======== Input data ========

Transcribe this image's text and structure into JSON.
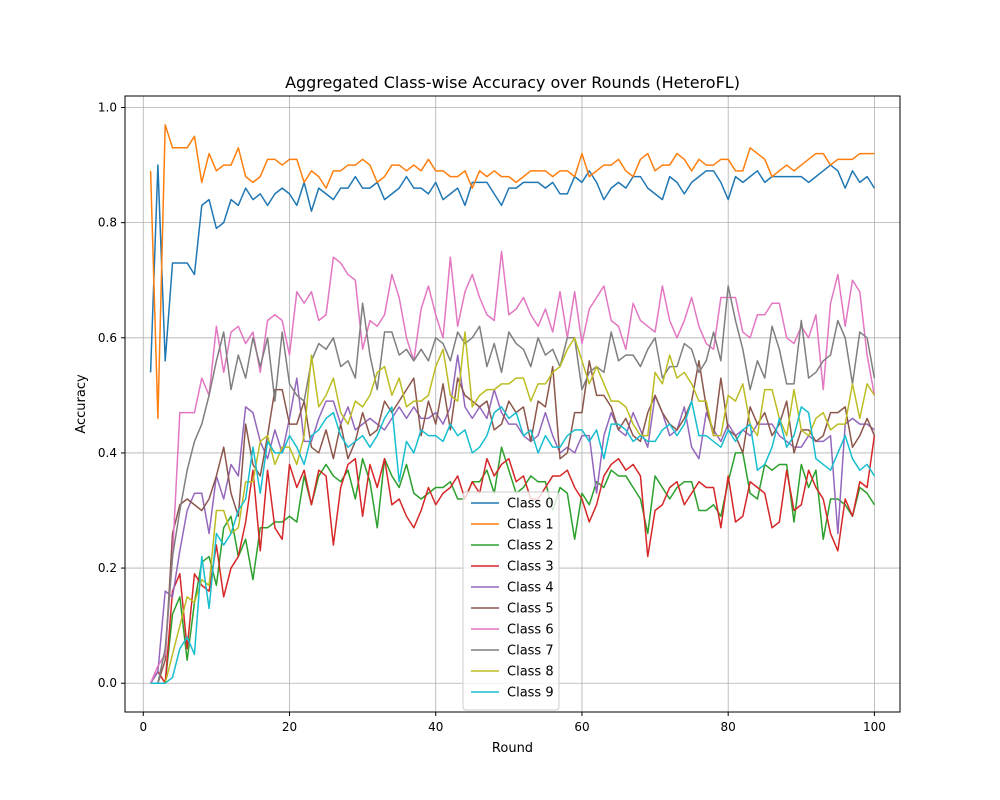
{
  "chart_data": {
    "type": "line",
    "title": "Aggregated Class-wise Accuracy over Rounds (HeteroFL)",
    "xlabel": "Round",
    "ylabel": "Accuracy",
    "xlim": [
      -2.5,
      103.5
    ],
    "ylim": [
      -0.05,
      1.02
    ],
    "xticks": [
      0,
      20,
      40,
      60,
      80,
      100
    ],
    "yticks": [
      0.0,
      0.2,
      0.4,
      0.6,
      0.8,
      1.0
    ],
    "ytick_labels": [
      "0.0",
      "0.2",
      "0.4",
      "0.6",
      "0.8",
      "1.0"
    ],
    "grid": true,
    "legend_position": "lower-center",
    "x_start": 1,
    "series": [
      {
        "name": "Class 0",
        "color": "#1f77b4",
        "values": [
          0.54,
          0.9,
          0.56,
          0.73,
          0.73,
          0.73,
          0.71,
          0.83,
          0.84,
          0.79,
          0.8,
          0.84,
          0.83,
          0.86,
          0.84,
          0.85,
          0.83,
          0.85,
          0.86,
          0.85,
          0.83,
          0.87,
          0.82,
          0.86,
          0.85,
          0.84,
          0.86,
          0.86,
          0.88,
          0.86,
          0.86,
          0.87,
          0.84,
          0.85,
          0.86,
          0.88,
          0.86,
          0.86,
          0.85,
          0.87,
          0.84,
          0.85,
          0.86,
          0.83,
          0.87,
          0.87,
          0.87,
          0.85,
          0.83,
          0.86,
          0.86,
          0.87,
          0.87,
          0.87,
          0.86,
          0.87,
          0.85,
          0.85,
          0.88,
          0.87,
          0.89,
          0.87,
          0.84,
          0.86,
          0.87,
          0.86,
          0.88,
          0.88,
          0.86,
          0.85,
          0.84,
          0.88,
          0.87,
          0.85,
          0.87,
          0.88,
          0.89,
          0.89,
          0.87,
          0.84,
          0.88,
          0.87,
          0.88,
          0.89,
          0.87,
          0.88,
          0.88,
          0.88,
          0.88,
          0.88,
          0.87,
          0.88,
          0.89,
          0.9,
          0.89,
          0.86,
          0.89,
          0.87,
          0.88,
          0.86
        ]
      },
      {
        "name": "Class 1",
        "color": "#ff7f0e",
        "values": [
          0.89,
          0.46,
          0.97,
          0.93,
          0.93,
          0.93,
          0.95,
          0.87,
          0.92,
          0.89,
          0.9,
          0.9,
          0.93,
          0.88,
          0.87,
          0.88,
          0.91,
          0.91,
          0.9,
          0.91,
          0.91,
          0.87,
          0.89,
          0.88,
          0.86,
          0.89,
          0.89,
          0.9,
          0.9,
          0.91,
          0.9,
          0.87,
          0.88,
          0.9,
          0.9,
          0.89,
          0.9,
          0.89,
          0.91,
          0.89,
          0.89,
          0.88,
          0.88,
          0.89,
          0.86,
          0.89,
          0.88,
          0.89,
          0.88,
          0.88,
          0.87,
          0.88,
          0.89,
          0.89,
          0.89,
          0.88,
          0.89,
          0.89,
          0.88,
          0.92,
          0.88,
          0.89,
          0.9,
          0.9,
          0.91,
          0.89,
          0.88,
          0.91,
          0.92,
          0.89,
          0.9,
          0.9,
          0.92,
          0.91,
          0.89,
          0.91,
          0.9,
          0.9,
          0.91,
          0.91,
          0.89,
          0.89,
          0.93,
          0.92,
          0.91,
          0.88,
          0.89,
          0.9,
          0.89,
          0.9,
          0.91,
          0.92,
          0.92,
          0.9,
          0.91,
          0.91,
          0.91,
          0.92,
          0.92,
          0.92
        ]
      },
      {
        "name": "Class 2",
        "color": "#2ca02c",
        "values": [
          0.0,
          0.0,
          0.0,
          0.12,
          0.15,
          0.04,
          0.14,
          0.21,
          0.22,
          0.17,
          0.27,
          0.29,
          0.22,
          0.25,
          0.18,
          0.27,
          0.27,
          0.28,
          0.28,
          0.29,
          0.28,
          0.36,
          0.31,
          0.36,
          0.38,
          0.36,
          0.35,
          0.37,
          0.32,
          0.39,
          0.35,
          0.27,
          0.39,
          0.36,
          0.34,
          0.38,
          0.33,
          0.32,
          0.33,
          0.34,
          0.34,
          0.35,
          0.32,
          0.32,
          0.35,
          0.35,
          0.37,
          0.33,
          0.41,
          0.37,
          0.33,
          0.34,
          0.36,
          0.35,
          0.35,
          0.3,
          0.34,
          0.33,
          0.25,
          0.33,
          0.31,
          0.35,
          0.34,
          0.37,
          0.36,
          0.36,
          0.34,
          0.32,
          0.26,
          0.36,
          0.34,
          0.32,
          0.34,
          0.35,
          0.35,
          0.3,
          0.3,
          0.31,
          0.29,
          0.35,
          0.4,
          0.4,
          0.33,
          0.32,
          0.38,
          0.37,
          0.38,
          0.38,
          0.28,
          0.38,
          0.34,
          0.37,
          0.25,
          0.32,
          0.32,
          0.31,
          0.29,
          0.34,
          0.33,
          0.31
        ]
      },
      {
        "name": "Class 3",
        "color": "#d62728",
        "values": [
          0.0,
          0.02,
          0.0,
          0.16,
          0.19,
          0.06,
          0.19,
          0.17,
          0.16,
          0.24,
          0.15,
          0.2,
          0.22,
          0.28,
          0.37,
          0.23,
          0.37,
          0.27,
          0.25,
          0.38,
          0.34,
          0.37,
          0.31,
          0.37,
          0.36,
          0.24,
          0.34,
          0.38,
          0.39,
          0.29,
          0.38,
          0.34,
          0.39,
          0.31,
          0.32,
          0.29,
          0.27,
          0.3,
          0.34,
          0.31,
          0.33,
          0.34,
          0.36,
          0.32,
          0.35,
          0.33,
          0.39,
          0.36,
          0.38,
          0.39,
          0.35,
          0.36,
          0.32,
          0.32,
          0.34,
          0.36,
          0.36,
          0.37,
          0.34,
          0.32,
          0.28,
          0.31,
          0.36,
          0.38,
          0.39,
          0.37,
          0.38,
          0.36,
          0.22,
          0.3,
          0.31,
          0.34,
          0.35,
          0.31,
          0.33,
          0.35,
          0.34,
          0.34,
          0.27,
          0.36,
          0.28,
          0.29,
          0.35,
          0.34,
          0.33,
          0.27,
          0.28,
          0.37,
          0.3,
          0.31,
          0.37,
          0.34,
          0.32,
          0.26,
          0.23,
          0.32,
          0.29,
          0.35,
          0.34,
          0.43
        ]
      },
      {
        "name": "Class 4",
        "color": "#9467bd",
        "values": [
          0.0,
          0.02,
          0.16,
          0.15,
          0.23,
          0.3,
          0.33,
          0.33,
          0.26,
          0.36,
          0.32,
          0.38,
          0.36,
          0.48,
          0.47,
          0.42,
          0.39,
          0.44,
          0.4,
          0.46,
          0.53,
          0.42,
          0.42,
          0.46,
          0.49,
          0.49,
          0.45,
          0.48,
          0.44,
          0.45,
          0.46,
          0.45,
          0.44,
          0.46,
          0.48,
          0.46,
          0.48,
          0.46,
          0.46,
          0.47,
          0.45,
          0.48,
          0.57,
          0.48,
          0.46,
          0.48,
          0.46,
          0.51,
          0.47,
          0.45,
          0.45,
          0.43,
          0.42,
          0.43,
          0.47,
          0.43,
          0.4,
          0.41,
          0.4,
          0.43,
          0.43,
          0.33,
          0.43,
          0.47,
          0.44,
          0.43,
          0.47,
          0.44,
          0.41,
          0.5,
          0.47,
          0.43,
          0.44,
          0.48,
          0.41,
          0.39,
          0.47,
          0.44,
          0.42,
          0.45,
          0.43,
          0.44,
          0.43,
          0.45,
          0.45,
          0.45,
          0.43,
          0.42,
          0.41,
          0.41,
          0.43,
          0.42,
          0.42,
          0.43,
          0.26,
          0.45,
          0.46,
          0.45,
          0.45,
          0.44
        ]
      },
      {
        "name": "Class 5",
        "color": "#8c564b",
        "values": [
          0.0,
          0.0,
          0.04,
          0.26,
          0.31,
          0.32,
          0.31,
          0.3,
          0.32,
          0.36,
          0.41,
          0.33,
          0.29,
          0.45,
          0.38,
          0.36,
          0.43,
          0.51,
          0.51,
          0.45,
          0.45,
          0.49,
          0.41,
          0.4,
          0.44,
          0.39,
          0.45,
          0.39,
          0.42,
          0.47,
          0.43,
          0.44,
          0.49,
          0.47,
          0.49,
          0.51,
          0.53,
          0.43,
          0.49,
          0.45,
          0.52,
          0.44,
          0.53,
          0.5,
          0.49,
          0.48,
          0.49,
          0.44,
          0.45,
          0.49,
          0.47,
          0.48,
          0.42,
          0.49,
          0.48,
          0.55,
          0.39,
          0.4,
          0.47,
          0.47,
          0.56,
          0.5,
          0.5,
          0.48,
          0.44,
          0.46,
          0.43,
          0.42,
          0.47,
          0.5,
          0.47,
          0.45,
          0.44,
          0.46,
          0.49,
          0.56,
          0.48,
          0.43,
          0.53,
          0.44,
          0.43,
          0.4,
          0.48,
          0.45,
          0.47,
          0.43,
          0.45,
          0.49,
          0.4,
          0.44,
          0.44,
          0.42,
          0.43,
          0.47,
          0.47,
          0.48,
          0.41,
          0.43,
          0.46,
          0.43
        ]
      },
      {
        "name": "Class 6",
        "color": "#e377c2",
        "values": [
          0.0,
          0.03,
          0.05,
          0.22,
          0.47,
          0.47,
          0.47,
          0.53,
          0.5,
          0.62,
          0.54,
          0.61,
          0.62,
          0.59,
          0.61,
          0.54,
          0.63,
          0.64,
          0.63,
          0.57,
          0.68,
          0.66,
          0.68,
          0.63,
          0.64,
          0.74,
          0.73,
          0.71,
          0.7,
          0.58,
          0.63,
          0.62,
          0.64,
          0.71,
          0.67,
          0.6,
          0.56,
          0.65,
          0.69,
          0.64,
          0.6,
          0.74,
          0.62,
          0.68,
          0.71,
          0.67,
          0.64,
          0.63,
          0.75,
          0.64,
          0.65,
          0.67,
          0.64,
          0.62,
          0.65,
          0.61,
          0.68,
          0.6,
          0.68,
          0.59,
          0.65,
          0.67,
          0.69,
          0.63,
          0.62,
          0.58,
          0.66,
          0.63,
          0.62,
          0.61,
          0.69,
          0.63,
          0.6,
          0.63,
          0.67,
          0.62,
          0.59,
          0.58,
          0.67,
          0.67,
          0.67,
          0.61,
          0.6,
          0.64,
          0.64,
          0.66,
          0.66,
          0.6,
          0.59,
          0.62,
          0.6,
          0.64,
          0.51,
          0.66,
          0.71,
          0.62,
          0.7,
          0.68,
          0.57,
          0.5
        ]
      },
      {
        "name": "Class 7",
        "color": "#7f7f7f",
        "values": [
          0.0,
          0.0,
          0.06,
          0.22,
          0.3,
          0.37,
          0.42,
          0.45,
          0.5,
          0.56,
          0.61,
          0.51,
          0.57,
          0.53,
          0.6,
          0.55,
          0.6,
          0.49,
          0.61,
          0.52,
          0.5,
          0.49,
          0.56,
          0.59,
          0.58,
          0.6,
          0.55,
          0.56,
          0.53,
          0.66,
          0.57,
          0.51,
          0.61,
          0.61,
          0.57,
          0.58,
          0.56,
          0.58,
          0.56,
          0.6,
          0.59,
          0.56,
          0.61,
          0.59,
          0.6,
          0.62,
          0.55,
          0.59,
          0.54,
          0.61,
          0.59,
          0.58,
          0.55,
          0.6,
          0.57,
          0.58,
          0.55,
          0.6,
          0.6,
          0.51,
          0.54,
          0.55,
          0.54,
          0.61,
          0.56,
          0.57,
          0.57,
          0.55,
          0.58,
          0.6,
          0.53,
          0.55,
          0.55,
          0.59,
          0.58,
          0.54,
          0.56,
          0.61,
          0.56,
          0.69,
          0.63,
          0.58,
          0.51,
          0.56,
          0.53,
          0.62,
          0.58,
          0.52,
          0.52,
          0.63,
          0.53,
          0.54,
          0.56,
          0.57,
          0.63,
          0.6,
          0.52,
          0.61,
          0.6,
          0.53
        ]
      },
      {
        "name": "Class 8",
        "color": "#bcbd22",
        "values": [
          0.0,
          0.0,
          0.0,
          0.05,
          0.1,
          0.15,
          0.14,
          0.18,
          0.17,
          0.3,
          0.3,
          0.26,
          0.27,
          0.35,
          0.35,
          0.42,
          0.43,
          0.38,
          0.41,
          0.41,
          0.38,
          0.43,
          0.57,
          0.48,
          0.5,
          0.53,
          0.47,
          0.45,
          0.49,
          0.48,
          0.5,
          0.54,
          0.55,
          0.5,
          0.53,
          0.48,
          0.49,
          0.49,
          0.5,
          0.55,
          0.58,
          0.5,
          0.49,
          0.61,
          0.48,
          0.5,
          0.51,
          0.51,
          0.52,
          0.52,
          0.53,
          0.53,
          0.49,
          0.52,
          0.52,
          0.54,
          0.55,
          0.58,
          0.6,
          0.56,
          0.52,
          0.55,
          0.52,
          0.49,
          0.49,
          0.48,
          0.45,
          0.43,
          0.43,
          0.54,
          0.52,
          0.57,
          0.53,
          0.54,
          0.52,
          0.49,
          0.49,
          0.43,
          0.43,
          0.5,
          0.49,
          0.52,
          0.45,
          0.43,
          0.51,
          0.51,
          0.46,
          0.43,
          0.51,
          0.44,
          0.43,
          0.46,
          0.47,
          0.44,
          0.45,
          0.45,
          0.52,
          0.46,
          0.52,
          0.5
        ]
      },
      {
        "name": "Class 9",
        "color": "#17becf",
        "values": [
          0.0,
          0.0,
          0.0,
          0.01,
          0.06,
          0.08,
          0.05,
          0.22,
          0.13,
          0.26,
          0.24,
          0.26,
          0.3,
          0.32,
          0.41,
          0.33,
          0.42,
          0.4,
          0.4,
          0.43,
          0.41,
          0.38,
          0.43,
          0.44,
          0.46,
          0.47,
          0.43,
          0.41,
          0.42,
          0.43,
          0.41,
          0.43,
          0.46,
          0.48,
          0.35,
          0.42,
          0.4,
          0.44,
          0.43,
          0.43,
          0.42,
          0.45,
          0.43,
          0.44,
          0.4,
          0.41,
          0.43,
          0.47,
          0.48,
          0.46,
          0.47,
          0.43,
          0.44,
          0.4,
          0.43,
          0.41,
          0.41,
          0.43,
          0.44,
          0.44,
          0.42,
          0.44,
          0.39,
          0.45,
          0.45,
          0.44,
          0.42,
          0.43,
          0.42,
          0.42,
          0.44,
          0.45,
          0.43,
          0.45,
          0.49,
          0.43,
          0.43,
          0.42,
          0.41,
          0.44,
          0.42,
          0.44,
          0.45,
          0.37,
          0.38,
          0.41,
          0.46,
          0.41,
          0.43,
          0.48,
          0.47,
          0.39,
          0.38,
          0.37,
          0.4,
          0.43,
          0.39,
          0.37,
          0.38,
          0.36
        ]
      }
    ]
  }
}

========

- **Your objective**
Scan the material for lines with the word "name", and copy each line you find.

- **Final result**
        "name": "Class 0",
        "name": "Class 1",
        "name": "Class 2",
        "name": "Class 3",
        "name": "Class 4",
        "name": "Class 5",
        "name": "Class 6",
        "name": "Class 7",
        "name": "Class 8",
        "name": "Class 9",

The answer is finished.